--- Start ---

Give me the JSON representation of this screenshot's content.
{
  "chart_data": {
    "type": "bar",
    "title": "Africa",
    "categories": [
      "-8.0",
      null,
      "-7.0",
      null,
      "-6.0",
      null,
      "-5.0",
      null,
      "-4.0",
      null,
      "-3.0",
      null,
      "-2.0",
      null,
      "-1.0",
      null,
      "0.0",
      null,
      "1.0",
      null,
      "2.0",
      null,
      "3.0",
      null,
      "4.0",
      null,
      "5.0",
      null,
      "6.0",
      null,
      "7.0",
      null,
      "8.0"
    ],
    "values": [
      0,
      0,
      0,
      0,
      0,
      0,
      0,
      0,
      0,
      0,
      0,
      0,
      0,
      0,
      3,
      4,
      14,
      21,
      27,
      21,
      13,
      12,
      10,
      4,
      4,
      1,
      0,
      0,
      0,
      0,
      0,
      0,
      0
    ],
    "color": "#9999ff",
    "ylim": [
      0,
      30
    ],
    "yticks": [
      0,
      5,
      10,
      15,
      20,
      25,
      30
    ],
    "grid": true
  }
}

--- End ---

_Objective:_ Extract all of the data shown above and repeat it verbatim.

_Exercise output:_
Give me the JSON representation of this screenshot's content.
{
  "chart_data": {
    "type": "bar",
    "title": "Africa",
    "categories": [
      "-8.0",
      null,
      "-7.0",
      null,
      "-6.0",
      null,
      "-5.0",
      null,
      "-4.0",
      null,
      "-3.0",
      null,
      "-2.0",
      null,
      "-1.0",
      null,
      "0.0",
      null,
      "1.0",
      null,
      "2.0",
      null,
      "3.0",
      null,
      "4.0",
      null,
      "5.0",
      null,
      "6.0",
      null,
      "7.0",
      null,
      "8.0"
    ],
    "values": [
      0,
      0,
      0,
      0,
      0,
      0,
      0,
      0,
      0,
      0,
      0,
      0,
      0,
      0,
      3,
      4,
      14,
      21,
      27,
      21,
      13,
      12,
      10,
      4,
      4,
      1,
      0,
      0,
      0,
      0,
      0,
      0,
      0
    ],
    "color": "#9999ff",
    "ylim": [
      0,
      30
    ],
    "yticks": [
      0,
      5,
      10,
      15,
      20,
      25,
      30
    ],
    "grid": true
  }
}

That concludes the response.